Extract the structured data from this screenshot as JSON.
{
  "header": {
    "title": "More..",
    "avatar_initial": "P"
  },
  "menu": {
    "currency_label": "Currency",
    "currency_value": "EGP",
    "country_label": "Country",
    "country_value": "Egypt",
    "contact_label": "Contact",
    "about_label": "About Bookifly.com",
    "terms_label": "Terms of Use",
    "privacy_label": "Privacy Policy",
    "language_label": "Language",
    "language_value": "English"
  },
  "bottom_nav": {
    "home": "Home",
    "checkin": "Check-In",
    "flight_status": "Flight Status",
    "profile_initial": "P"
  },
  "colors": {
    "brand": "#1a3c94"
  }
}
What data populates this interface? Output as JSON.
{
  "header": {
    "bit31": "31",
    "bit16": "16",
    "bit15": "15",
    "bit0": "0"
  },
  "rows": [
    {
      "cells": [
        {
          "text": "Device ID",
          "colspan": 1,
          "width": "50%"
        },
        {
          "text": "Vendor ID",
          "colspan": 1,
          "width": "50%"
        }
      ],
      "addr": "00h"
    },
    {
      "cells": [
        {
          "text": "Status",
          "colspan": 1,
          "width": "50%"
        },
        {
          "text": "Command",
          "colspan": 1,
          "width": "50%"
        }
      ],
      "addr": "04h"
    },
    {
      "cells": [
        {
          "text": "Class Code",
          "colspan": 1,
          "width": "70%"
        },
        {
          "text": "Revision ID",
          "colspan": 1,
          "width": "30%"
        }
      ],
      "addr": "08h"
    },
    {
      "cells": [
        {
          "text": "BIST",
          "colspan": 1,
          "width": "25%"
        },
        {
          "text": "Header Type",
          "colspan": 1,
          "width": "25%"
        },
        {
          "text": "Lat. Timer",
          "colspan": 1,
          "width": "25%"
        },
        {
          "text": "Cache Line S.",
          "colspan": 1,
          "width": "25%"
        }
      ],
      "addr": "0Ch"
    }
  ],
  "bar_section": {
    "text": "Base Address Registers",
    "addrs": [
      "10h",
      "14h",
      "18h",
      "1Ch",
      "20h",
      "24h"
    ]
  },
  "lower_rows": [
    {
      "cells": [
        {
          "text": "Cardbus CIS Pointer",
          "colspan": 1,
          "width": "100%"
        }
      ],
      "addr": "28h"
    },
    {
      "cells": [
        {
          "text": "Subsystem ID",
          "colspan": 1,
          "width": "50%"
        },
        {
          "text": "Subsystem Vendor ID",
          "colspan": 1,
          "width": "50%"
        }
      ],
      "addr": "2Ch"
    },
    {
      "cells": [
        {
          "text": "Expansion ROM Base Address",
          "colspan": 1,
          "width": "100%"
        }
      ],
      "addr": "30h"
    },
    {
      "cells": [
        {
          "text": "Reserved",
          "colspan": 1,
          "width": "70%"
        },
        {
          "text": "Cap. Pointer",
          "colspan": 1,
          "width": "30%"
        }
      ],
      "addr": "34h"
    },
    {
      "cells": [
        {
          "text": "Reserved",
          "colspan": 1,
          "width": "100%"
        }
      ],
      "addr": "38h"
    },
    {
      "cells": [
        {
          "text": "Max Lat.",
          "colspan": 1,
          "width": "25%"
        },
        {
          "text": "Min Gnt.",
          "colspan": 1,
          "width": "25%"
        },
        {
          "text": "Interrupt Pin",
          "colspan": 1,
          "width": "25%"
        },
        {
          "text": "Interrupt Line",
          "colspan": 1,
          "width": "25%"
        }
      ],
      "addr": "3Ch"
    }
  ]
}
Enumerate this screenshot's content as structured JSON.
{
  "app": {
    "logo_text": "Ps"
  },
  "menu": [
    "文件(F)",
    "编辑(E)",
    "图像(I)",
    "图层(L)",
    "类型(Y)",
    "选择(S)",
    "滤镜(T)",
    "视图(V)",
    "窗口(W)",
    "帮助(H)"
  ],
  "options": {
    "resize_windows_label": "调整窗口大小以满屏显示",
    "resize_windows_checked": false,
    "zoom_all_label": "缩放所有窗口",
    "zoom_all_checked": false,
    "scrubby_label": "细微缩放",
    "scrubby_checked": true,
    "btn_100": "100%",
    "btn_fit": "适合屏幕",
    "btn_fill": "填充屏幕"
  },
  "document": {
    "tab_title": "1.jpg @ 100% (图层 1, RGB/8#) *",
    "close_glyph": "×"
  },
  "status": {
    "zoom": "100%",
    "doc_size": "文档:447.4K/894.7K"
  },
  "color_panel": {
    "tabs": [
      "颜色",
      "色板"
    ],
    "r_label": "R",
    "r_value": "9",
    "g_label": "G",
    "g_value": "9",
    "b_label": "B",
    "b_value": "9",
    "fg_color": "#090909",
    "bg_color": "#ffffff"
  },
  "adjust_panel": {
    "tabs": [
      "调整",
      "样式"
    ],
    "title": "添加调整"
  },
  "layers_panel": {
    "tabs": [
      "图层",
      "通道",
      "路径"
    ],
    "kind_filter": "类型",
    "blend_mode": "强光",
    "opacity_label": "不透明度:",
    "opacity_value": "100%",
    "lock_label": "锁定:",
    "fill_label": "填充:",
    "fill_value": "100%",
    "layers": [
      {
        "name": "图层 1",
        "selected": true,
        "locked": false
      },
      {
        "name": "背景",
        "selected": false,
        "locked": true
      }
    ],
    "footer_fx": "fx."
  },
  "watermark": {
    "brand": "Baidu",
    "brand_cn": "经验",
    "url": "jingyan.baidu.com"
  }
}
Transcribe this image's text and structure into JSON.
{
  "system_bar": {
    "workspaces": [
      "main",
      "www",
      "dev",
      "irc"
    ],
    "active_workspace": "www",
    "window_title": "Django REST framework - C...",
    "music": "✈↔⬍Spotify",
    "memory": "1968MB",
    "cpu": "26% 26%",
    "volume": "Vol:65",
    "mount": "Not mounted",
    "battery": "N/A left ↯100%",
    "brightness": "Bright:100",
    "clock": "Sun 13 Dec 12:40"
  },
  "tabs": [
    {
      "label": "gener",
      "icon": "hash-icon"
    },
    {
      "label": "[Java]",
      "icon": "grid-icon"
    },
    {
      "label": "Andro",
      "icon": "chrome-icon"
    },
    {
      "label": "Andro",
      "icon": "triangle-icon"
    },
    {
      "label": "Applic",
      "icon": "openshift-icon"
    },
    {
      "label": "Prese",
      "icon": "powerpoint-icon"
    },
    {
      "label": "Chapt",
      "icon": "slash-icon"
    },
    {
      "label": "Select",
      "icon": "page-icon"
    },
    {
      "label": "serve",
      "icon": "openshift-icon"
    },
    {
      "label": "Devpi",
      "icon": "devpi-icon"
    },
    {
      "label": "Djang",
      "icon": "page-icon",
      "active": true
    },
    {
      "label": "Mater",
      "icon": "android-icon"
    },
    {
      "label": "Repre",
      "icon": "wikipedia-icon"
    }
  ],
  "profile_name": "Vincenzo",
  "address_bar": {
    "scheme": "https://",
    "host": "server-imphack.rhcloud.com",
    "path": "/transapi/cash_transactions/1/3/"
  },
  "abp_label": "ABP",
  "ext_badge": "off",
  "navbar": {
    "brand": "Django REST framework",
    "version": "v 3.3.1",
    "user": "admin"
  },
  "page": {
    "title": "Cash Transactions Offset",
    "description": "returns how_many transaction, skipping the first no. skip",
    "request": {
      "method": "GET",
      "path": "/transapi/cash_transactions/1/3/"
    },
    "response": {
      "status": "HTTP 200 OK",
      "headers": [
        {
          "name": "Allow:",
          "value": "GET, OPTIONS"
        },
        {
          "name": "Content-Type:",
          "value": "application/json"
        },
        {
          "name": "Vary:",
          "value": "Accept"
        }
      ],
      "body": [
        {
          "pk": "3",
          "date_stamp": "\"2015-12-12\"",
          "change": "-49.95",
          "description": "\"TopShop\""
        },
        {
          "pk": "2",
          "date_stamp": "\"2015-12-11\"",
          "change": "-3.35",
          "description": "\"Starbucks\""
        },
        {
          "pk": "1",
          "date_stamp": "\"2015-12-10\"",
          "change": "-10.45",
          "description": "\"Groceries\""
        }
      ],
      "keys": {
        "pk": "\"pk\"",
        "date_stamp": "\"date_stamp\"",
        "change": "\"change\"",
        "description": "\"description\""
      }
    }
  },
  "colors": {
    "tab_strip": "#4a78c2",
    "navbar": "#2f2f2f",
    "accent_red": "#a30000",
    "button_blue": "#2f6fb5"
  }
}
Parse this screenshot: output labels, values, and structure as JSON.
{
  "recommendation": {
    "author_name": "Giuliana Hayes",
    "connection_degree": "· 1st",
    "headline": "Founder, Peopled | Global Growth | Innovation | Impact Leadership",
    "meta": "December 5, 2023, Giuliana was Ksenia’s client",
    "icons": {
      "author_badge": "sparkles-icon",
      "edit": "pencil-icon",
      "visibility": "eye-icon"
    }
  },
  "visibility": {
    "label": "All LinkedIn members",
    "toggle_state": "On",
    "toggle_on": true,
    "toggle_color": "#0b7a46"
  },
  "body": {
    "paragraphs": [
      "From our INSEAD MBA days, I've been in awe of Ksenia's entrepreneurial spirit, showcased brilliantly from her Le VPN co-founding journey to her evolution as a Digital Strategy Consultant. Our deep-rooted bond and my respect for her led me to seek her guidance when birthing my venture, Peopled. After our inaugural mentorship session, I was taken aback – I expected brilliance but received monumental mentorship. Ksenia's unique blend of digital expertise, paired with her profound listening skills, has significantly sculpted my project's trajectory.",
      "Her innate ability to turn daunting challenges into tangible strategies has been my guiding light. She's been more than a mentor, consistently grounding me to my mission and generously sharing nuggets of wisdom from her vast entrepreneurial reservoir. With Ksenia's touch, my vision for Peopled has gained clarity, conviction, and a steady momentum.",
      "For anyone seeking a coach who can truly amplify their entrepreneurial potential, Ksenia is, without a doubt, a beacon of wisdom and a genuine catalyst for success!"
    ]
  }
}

────────

- **Task objective**:
Identify each line of the material where the word "change" shows up, and copy it.

- **Output for this task**:
          "change": "-49.95",
          "change": "-3.35",
          "change": "-10.45",
        "change": "\"change\"",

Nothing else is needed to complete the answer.